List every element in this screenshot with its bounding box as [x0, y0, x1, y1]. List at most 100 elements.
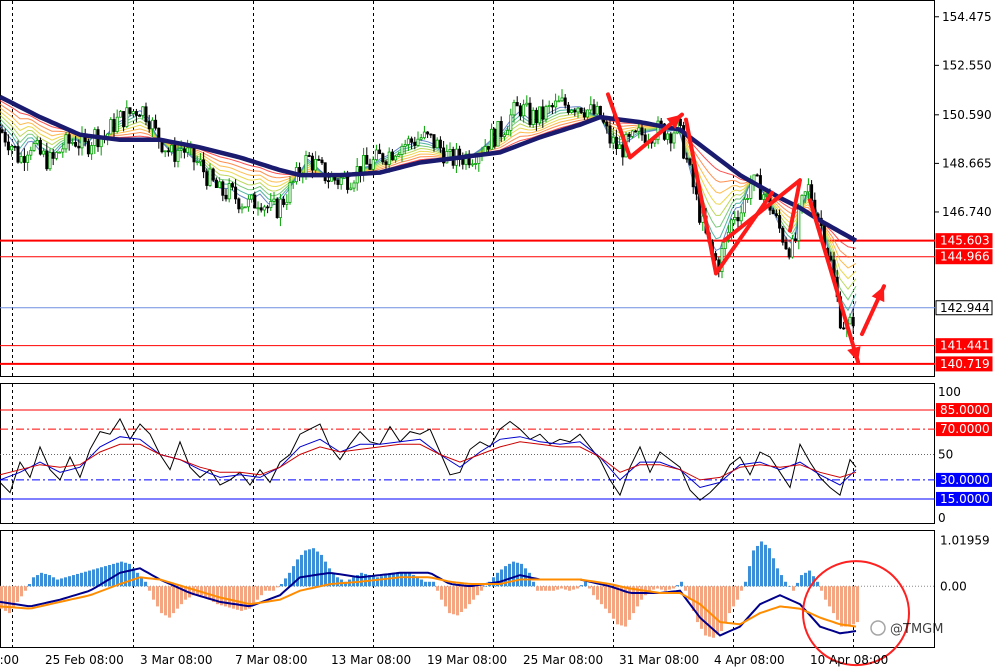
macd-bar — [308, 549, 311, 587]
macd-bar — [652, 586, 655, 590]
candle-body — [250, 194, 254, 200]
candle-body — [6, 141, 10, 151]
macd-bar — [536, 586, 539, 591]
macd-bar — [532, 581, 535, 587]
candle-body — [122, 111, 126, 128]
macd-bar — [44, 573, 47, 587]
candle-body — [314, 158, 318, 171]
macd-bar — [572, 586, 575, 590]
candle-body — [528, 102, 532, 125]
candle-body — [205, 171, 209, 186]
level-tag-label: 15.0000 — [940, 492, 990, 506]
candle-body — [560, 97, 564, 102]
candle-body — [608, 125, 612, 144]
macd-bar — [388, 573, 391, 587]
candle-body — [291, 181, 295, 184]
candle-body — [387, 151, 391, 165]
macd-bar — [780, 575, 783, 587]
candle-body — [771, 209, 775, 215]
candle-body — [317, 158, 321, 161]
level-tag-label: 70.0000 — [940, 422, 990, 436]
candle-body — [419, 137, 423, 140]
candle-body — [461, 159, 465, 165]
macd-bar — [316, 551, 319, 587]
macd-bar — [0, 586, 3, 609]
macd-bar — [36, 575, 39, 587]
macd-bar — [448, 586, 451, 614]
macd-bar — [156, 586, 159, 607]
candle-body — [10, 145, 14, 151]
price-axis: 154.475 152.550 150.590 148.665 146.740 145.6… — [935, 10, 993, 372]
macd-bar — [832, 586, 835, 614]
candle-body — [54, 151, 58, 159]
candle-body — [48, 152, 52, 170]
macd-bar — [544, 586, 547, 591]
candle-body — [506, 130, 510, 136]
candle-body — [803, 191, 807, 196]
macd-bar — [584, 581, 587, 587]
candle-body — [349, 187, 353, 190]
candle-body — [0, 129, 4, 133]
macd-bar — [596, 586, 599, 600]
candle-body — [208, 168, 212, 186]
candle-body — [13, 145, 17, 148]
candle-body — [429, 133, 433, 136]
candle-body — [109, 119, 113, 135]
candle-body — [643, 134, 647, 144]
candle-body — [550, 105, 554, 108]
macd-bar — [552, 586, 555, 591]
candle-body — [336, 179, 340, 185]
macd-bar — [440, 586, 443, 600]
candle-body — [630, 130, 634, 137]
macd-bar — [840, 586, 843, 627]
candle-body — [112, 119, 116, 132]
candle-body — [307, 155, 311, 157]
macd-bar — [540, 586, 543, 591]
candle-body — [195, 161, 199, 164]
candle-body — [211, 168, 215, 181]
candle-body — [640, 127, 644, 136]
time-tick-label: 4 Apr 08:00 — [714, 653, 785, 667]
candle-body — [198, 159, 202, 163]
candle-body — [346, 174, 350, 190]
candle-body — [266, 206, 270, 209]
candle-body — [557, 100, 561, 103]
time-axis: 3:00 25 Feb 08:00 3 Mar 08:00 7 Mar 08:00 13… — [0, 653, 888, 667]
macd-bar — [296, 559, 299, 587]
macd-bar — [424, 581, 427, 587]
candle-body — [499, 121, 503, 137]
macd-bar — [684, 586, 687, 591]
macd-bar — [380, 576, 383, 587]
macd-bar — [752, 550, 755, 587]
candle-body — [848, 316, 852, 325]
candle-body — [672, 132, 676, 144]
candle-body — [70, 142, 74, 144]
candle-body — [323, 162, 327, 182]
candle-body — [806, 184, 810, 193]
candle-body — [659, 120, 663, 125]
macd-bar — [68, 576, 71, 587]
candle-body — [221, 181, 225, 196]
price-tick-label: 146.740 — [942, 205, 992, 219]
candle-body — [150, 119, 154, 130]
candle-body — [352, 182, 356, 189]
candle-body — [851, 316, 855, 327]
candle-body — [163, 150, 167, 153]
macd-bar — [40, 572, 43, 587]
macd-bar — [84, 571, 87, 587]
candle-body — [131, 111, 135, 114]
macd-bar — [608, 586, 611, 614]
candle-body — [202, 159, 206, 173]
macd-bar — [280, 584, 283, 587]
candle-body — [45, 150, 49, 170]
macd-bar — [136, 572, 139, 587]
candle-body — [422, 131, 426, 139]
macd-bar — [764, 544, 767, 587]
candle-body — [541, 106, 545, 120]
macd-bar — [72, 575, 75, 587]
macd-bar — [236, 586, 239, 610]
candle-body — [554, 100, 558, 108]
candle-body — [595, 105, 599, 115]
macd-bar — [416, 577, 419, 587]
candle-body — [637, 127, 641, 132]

--

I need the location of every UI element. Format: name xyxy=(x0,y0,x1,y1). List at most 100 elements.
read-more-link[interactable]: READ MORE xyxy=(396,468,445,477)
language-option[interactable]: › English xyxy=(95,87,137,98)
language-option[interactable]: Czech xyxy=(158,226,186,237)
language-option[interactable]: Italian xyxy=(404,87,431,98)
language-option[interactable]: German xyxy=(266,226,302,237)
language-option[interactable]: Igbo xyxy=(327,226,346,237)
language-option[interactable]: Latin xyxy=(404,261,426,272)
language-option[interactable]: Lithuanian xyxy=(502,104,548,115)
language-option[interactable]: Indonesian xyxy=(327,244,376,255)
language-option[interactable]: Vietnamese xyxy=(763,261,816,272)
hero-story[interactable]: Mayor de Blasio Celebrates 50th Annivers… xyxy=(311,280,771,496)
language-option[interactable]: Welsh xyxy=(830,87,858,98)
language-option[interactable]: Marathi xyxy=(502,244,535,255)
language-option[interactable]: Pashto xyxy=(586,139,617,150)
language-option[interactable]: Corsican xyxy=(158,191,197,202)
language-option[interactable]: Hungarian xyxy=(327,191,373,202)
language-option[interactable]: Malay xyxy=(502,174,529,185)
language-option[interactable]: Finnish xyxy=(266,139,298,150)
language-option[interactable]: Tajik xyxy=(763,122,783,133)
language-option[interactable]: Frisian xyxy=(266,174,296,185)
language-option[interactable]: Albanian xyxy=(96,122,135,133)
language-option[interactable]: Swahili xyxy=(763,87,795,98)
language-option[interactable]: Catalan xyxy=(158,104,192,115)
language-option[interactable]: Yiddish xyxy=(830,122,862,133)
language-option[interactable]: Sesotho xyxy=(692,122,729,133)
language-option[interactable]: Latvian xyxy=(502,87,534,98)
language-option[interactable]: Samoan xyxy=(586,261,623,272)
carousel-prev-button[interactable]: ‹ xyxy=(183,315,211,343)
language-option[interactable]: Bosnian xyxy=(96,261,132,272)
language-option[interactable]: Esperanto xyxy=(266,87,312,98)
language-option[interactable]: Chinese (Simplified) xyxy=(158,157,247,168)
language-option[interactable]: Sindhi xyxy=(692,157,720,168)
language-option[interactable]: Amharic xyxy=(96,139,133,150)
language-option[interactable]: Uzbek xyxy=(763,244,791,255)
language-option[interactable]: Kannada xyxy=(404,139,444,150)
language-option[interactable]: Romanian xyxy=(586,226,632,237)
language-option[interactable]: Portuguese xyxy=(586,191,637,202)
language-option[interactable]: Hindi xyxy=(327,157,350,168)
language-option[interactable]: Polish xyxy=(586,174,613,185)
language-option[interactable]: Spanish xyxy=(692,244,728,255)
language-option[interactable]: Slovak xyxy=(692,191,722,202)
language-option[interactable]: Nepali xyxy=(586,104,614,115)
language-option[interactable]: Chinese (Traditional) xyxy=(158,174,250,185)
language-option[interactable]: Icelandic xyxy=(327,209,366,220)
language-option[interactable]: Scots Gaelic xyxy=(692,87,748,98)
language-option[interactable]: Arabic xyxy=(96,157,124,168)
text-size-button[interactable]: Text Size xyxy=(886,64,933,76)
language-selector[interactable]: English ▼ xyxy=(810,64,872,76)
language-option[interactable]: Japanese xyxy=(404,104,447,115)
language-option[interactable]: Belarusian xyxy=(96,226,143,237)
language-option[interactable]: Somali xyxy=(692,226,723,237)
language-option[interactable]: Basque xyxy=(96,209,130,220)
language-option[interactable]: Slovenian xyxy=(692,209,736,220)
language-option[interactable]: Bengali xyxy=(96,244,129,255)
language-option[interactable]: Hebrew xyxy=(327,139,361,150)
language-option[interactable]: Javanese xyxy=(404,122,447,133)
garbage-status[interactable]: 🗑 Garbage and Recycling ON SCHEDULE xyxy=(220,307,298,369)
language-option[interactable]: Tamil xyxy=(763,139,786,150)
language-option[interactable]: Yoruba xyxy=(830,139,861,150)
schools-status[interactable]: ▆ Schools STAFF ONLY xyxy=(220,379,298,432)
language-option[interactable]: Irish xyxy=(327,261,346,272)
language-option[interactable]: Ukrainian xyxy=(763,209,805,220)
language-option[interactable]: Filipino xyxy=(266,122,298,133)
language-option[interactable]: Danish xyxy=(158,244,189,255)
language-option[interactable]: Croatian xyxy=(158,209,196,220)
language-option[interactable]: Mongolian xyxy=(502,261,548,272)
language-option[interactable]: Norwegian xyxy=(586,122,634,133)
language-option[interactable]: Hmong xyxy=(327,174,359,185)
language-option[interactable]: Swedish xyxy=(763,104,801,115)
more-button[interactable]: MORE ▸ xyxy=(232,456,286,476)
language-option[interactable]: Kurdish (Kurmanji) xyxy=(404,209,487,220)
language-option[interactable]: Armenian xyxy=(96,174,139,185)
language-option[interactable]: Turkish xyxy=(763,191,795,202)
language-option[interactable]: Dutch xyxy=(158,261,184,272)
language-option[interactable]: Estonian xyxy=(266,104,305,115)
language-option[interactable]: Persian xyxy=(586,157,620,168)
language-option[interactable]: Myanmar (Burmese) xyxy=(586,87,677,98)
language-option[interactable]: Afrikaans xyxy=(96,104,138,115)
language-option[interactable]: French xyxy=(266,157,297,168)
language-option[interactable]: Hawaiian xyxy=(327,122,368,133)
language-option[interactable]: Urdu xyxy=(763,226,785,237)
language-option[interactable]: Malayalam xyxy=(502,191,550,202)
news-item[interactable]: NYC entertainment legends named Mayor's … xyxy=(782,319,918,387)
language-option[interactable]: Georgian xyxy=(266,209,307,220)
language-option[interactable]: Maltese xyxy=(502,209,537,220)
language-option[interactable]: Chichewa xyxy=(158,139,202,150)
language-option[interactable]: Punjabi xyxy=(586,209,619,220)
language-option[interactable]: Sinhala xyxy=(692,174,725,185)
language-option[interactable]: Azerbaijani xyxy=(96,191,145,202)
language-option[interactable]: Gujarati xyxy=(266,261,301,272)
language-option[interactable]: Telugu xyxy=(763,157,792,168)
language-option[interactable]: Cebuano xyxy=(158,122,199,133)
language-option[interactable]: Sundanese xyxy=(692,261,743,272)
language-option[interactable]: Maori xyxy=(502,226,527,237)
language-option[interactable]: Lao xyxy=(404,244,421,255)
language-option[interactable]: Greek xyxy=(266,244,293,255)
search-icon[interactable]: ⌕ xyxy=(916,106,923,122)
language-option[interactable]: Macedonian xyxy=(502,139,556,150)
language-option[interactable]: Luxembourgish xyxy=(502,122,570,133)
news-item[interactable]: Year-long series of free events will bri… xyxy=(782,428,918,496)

--

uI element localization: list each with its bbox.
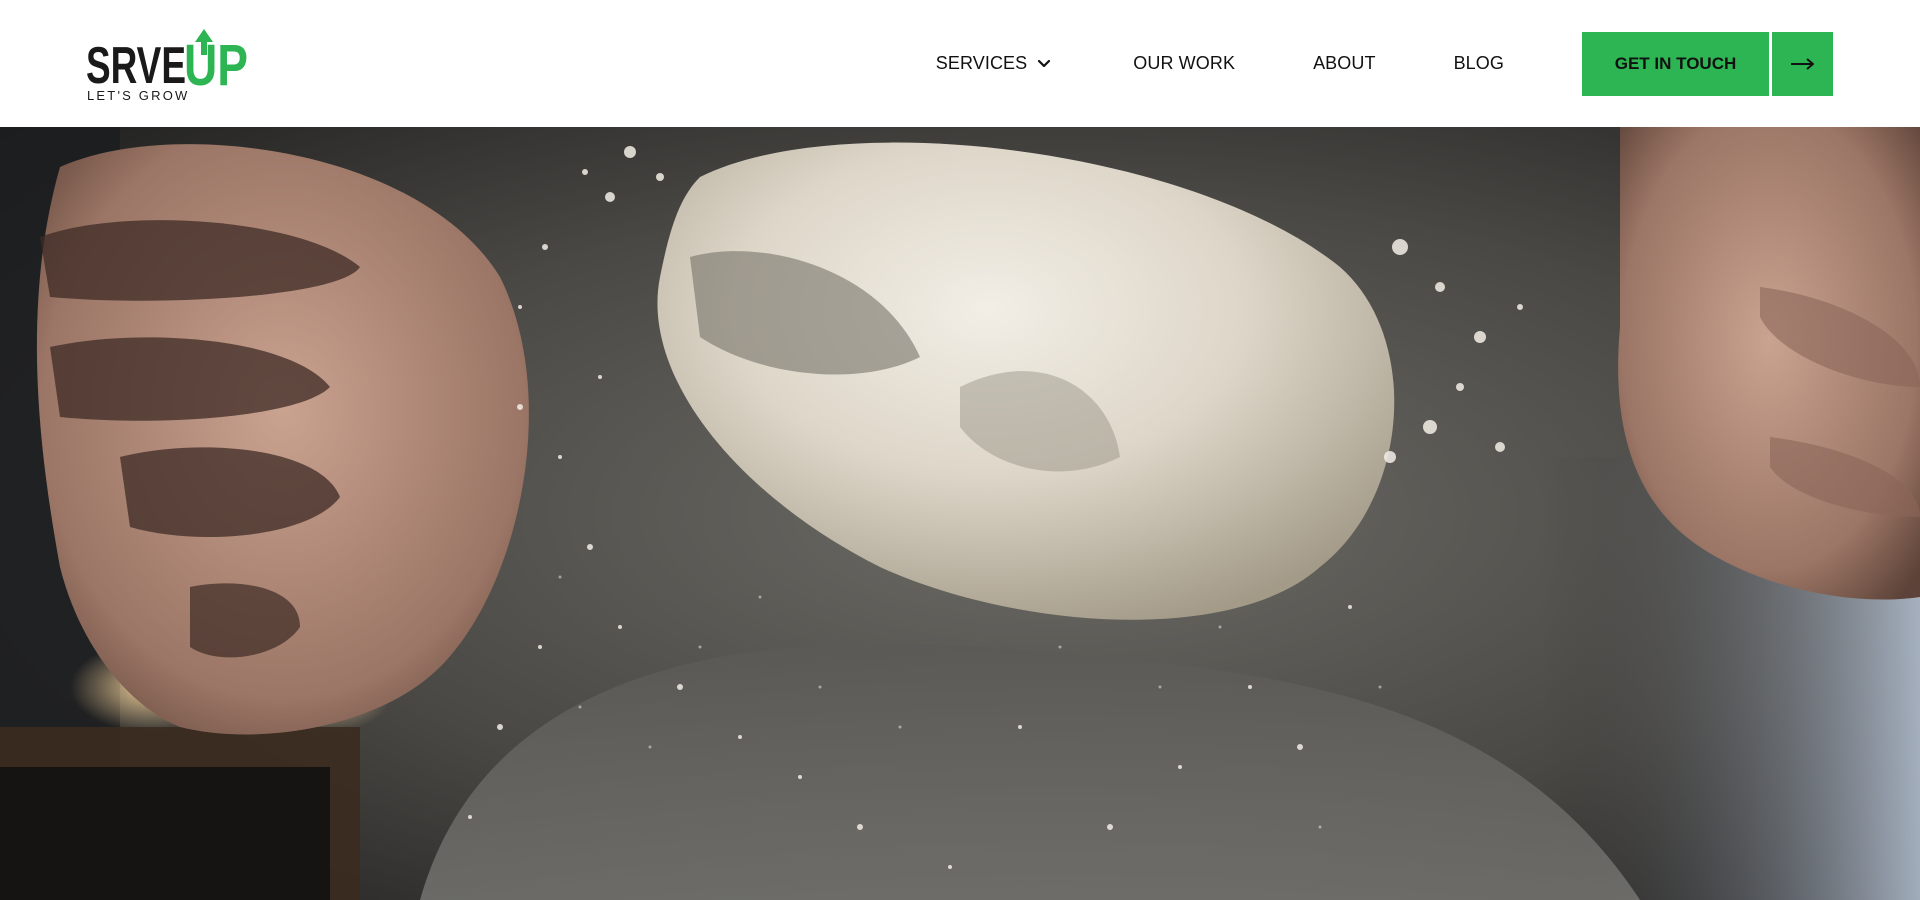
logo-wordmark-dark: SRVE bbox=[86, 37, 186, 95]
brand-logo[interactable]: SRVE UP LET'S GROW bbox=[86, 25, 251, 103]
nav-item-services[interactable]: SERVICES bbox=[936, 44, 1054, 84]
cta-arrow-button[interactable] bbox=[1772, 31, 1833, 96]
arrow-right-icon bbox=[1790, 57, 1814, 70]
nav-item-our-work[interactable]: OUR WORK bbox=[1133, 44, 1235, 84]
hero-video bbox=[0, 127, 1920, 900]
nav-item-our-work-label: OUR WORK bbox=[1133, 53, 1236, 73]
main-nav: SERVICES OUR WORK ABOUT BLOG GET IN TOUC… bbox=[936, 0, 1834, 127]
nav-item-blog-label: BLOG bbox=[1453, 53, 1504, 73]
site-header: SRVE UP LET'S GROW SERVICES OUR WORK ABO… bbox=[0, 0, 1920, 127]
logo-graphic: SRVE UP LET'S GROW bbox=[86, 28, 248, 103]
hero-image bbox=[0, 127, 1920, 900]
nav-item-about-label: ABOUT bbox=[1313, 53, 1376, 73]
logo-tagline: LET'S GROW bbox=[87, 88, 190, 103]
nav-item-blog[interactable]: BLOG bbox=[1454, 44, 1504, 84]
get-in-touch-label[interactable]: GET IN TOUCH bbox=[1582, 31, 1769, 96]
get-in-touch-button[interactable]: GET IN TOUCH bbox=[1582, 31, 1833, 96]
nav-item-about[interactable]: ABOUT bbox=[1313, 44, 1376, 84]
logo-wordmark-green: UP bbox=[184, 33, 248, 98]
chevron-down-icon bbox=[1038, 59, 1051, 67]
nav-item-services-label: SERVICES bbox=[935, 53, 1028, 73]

→ TASK DETAILS:
Locate each row above containing the string "button" and copy those rows in full.

→ EXERCISE SOLUTION:
carousel-prev-button[interactable]: ‹ xyxy=(183,315,211,343)
text-size-button[interactable]: Text Size xyxy=(886,64,933,76)
more-button[interactable]: MORE ▸ xyxy=(232,456,286,476)
cta-arrow-button[interactable] bbox=[1772, 31, 1833, 96]
get-in-touch-button[interactable]: GET IN TOUCH bbox=[1582, 31, 1833, 96]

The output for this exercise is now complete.